**SET PROBLEM:** Make an exact copy of the entries below with the pictures removed.

## START

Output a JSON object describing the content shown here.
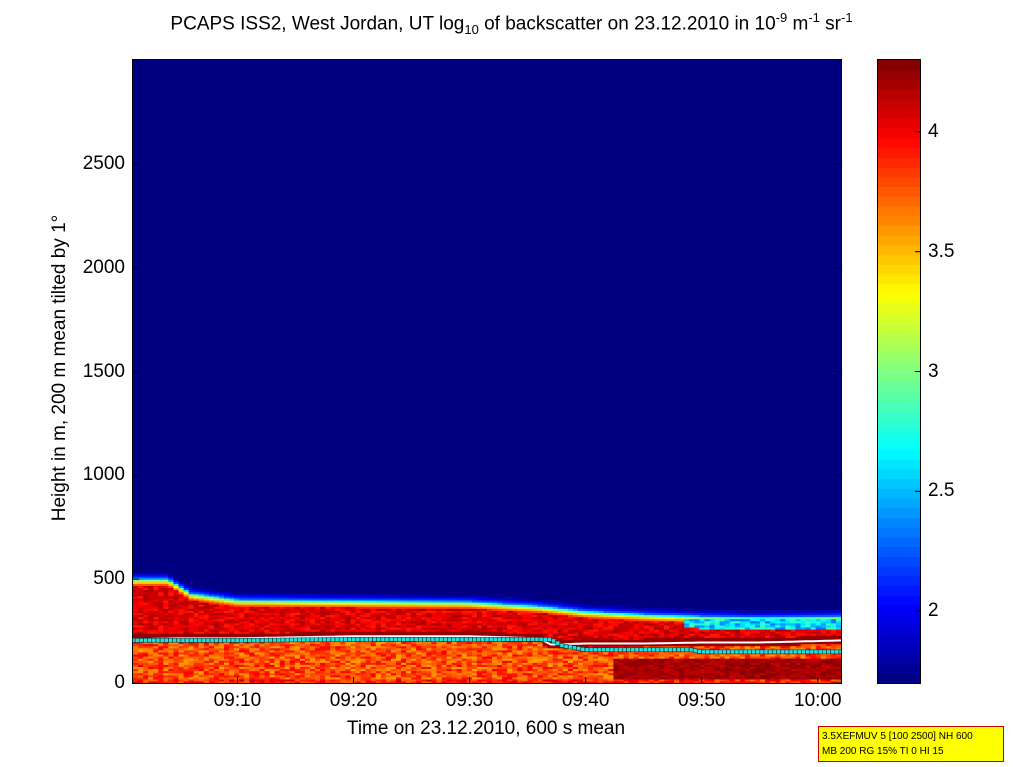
{
  "title": {
    "pre": "PCAPS ISS2, West Jordan, UT log",
    "sub10": "10",
    "mid": " of backscatter on 23.12.2010 in 10",
    "exp1": "-9",
    "unit_m": " m",
    "exp2": "-1",
    "unit_sr": " sr",
    "exp3": "-1"
  },
  "info_box": {
    "line1": "3.5XEFMUV 5 [100 2500] NH 600",
    "line2": "MB 200 RG 15% TI 0 HI 15"
  },
  "chart_data": {
    "type": "heatmap",
    "xlabel": "Time on 23.12.2010, 600 s mean",
    "ylabel": "Height in m, 200 m mean tilted by 1°",
    "x_range": [
      "09:01",
      "10:02"
    ],
    "y_range": [
      0,
      3000
    ],
    "x_ticks": [
      "09:10",
      "09:20",
      "09:30",
      "09:40",
      "09:50",
      "10:00"
    ],
    "y_ticks": [
      0,
      500,
      1000,
      1500,
      2000,
      2500
    ],
    "colorbar": {
      "range": [
        1.7,
        4.3
      ],
      "ticks": [
        "2",
        "2.5",
        "3",
        "3.5",
        "4"
      ],
      "colormap": "jet"
    },
    "background_value": 1.7,
    "aerosol_top_height_m": {
      "time": [
        "09:01",
        "09:04",
        "09:06",
        "09:10",
        "09:20",
        "09:30",
        "09:36",
        "09:40",
        "09:45",
        "09:50",
        "09:55",
        "10:02"
      ],
      "height": [
        500,
        500,
        430,
        400,
        395,
        390,
        370,
        345,
        330,
        320,
        315,
        320
      ]
    },
    "layer_height_white_m": {
      "time": [
        "09:01",
        "09:05",
        "09:10",
        "09:20",
        "09:30",
        "09:36",
        "09:37",
        "09:40",
        "09:45",
        "09:50",
        "09:55",
        "10:02"
      ],
      "height": [
        210,
        215,
        215,
        225,
        225,
        215,
        185,
        190,
        190,
        195,
        195,
        205
      ]
    },
    "layer_height_cyan_m": {
      "time": [
        "09:01",
        "09:10",
        "09:20",
        "09:30",
        "09:37",
        "09:38",
        "09:40",
        "09:49",
        "09:50",
        "10:02"
      ],
      "height": [
        205,
        205,
        210,
        210,
        210,
        180,
        160,
        160,
        150,
        150
      ]
    }
  },
  "colors": {
    "background": "#00008f",
    "cyan_marker": "#20e0e0",
    "white_line": "#ffffff",
    "info_box_fill": "#ffff00",
    "info_box_border": "#cc0000"
  }
}
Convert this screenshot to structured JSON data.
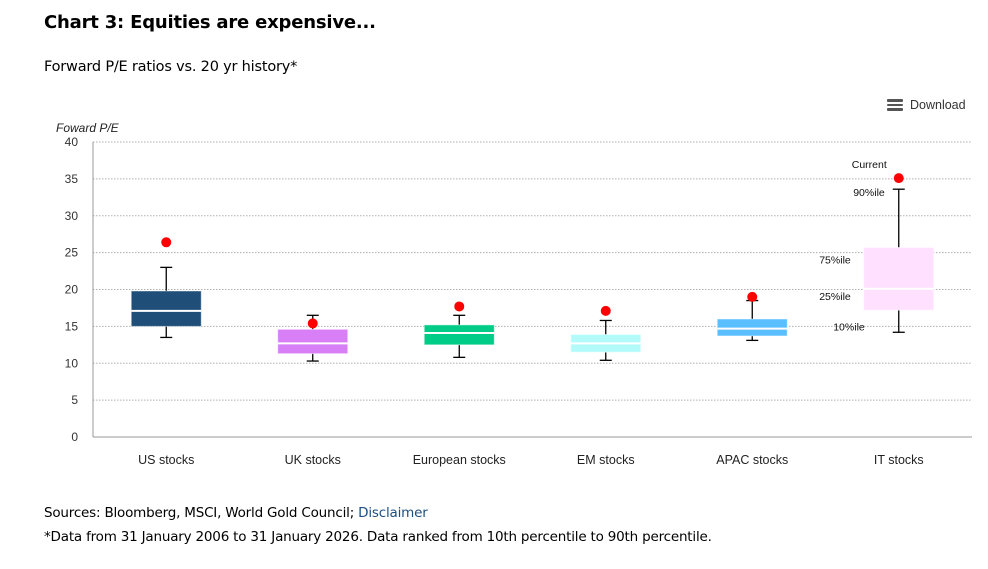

## END

**RESPONSE TO THE EXERCISE:**
Output a JSON object describing the content shown here.
{
  "title": {
    "pre": "PCAPS ISS2, West Jordan, UT log",
    "sub10": "10",
    "mid": " of backscatter on 23.12.2010 in 10",
    "exp1": "-9",
    "unit_m": " m",
    "exp2": "-1",
    "unit_sr": " sr",
    "exp3": "-1"
  },
  "info_box": {
    "line1": "3.5XEFMUV 5 [100 2500] NH 600",
    "line2": "MB 200 RG 15% TI 0 HI 15"
  },
  "chart_data": {
    "type": "heatmap",
    "xlabel": "Time on 23.12.2010, 600 s mean",
    "ylabel": "Height in m, 200 m mean tilted by 1°",
    "x_range": [
      "09:01",
      "10:02"
    ],
    "y_range": [
      0,
      3000
    ],
    "x_ticks": [
      "09:10",
      "09:20",
      "09:30",
      "09:40",
      "09:50",
      "10:00"
    ],
    "y_ticks": [
      0,
      500,
      1000,
      1500,
      2000,
      2500
    ],
    "colorbar": {
      "range": [
        1.7,
        4.3
      ],
      "ticks": [
        "2",
        "2.5",
        "3",
        "3.5",
        "4"
      ],
      "colormap": "jet"
    },
    "background_value": 1.7,
    "aerosol_top_height_m": {
      "time": [
        "09:01",
        "09:04",
        "09:06",
        "09:10",
        "09:20",
        "09:30",
        "09:36",
        "09:40",
        "09:45",
        "09:50",
        "09:55",
        "10:02"
      ],
      "height": [
        500,
        500,
        430,
        400,
        395,
        390,
        370,
        345,
        330,
        320,
        315,
        320
      ]
    },
    "layer_height_white_m": {
      "time": [
        "09:01",
        "09:05",
        "09:10",
        "09:20",
        "09:30",
        "09:36",
        "09:37",
        "09:40",
        "09:45",
        "09:50",
        "09:55",
        "10:02"
      ],
      "height": [
        210,
        215,
        215,
        225,
        225,
        215,
        185,
        190,
        190,
        195,
        195,
        205
      ]
    },
    "layer_height_cyan_m": {
      "time": [
        "09:01",
        "09:10",
        "09:20",
        "09:30",
        "09:37",
        "09:38",
        "09:40",
        "09:49",
        "09:50",
        "10:02"
      ],
      "height": [
        205,
        205,
        210,
        210,
        210,
        180,
        160,
        160,
        150,
        150
      ]
    }
  },
  "colors": {
    "background": "#00008f",
    "cyan_marker": "#20e0e0",
    "white_line": "#ffffff",
    "info_box_fill": "#ffff00",
    "info_box_border": "#cc0000"
  }
}
Convert this screenshot to structured JSON data.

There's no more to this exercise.